▸ **Directive**
Which lines of the records contain "führen"? Collect every one of them.

Data entries
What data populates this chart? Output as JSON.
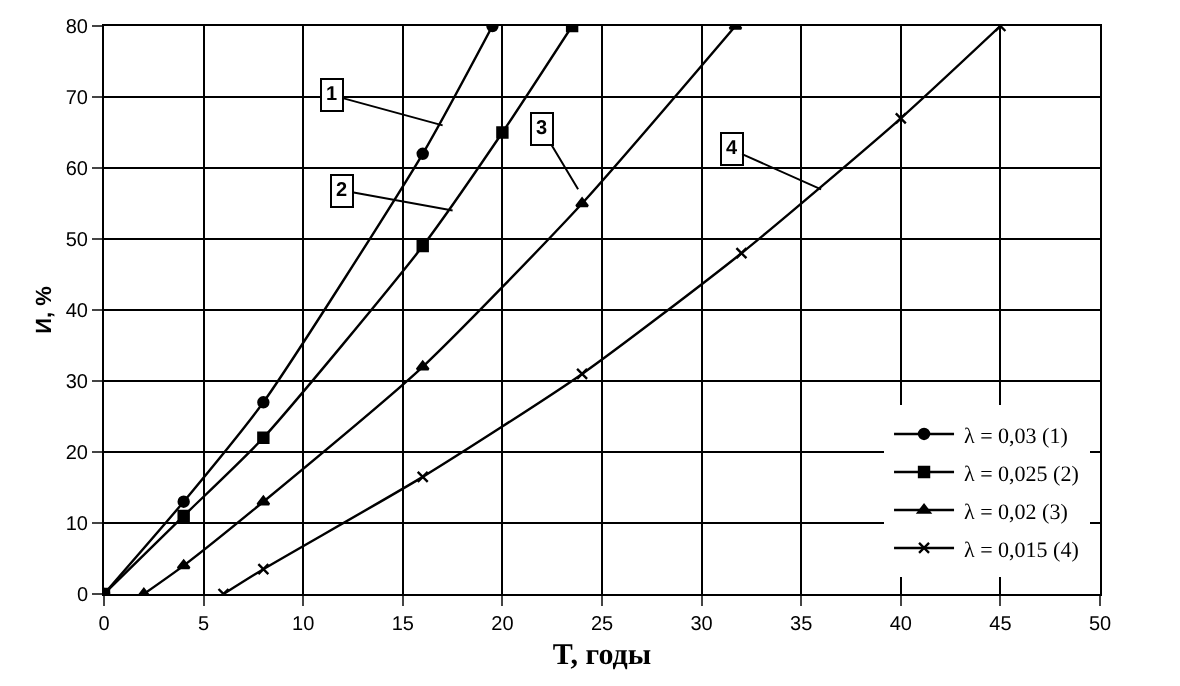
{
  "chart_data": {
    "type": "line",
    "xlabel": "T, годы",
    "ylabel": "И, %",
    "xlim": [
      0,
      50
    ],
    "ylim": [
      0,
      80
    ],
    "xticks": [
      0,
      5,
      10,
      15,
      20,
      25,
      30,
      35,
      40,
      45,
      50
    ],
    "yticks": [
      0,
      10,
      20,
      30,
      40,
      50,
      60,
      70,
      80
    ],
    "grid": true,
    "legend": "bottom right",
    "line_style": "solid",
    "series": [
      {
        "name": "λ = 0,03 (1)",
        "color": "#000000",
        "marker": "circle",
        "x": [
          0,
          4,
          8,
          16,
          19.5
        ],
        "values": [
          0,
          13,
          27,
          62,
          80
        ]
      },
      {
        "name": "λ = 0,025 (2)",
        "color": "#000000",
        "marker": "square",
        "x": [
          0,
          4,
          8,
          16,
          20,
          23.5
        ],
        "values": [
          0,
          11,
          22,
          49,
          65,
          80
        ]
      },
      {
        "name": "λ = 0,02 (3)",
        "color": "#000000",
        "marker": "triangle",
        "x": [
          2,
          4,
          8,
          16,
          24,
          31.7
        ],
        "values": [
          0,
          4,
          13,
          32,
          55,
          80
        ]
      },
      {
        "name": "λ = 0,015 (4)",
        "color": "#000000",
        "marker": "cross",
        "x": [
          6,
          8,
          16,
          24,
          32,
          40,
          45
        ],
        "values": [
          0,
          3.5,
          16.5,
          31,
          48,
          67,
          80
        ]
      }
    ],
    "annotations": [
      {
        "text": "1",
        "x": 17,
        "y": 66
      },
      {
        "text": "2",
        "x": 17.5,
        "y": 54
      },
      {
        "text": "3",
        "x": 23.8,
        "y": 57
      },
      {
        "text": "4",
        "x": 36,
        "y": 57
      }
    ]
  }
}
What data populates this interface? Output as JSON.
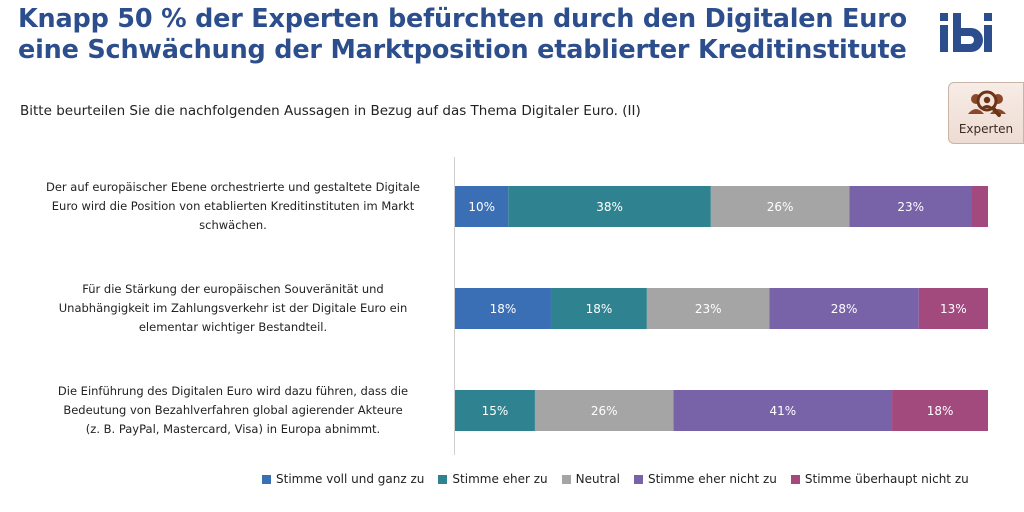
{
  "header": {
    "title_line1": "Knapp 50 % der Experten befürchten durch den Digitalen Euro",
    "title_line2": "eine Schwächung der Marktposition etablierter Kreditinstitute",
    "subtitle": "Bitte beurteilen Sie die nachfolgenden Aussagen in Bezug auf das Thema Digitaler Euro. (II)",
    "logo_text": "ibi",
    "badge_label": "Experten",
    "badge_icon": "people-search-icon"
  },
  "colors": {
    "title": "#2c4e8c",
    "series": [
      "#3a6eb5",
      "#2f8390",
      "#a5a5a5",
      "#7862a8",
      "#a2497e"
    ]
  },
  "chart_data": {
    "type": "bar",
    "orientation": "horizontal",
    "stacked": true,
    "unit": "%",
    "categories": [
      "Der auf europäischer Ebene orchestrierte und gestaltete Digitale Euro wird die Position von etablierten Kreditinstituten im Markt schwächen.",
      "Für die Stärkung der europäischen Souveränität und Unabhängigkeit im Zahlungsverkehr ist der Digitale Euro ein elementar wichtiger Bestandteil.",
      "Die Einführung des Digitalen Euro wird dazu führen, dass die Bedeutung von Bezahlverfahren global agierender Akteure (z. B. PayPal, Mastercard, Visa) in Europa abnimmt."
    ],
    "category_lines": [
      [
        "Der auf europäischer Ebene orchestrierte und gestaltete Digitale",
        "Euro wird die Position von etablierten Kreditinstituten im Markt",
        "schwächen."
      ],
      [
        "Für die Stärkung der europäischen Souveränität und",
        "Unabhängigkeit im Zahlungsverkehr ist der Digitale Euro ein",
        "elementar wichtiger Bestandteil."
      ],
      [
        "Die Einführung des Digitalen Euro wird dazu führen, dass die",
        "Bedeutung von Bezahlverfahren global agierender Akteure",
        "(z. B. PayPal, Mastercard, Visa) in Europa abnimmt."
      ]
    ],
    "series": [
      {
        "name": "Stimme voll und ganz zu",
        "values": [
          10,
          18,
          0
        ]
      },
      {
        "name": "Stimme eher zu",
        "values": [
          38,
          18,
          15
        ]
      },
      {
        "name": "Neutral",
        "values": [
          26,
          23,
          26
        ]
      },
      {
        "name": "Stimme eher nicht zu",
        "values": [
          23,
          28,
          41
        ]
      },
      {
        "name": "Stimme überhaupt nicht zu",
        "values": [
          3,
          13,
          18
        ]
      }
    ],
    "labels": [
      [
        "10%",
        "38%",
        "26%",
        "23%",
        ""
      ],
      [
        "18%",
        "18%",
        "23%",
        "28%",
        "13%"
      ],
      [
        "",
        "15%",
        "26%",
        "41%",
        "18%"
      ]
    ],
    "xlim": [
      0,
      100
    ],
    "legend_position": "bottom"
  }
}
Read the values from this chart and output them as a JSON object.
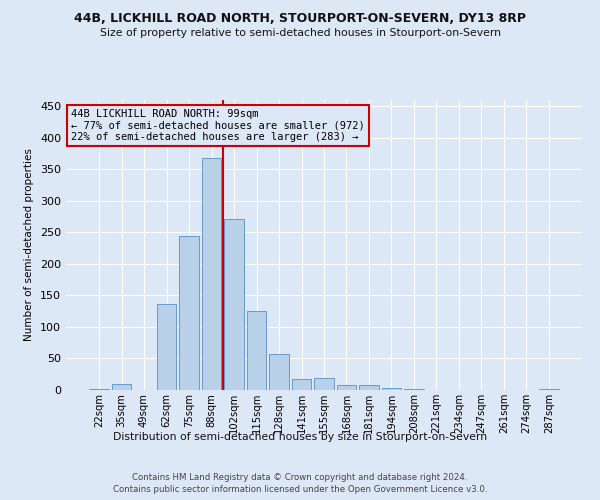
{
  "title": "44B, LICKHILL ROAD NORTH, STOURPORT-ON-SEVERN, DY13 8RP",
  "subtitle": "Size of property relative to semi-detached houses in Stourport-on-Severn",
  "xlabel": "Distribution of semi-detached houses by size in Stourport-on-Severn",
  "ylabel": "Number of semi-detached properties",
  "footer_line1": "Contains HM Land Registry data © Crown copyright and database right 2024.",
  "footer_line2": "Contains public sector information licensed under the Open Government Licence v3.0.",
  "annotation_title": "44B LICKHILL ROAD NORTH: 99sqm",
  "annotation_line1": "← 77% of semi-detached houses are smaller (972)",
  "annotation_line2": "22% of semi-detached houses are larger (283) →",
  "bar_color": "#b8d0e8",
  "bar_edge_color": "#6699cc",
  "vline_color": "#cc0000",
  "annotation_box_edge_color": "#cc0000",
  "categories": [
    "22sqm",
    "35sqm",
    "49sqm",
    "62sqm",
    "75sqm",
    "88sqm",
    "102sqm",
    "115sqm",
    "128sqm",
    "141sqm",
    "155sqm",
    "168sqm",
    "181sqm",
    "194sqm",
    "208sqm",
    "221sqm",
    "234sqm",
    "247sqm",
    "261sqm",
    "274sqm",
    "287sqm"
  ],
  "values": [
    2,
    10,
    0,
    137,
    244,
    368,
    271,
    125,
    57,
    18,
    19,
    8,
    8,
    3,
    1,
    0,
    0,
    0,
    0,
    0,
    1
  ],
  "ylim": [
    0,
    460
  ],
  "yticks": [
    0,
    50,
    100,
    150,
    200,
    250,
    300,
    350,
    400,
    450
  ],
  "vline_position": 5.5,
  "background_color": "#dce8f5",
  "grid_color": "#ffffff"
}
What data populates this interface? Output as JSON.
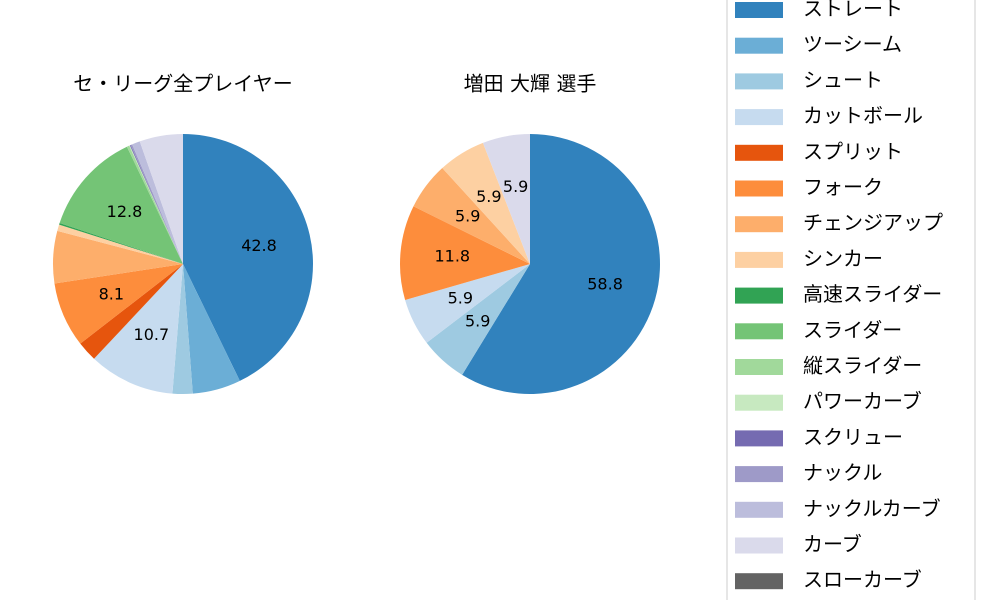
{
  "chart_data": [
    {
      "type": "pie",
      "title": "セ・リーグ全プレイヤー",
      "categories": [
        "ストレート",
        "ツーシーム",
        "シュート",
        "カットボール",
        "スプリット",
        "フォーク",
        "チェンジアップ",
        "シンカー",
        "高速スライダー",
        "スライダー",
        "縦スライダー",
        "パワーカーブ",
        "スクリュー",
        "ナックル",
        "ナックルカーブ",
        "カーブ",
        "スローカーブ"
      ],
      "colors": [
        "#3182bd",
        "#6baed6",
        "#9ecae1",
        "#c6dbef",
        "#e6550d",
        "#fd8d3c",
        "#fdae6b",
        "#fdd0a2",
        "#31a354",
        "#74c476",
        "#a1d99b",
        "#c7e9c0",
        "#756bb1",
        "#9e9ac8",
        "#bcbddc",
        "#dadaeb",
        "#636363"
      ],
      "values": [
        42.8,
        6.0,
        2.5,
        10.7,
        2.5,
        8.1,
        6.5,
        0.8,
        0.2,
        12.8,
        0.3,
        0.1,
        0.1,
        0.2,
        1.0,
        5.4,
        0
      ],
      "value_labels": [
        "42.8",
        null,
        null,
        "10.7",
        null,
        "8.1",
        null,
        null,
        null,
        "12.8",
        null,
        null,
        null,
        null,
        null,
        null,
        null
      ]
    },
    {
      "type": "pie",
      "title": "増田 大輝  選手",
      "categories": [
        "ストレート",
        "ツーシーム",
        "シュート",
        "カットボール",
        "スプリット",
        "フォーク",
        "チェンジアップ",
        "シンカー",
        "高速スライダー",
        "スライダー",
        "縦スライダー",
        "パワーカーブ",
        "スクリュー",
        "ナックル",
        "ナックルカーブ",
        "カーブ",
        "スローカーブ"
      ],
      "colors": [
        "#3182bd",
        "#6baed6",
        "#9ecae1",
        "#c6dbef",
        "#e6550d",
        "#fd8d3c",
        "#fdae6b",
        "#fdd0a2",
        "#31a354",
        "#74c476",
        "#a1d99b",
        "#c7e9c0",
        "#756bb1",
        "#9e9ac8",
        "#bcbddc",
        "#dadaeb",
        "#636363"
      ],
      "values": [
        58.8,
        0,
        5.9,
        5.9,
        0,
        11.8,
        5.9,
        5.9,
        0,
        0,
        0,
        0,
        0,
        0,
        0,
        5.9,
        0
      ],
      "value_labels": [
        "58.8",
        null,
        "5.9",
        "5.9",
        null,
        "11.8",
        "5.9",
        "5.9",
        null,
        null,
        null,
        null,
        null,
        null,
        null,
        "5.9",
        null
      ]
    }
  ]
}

▸ **Full response**
      "Die Einführung des Digitalen Euro wird dazu führen, dass die Bedeutung von Bezahlverfahren global agierender Akteure (z. B. PayPal, Mastercard, Visa) in Europa abnimmt."
        "Die Einführung des Digitalen Euro wird dazu führen, dass die",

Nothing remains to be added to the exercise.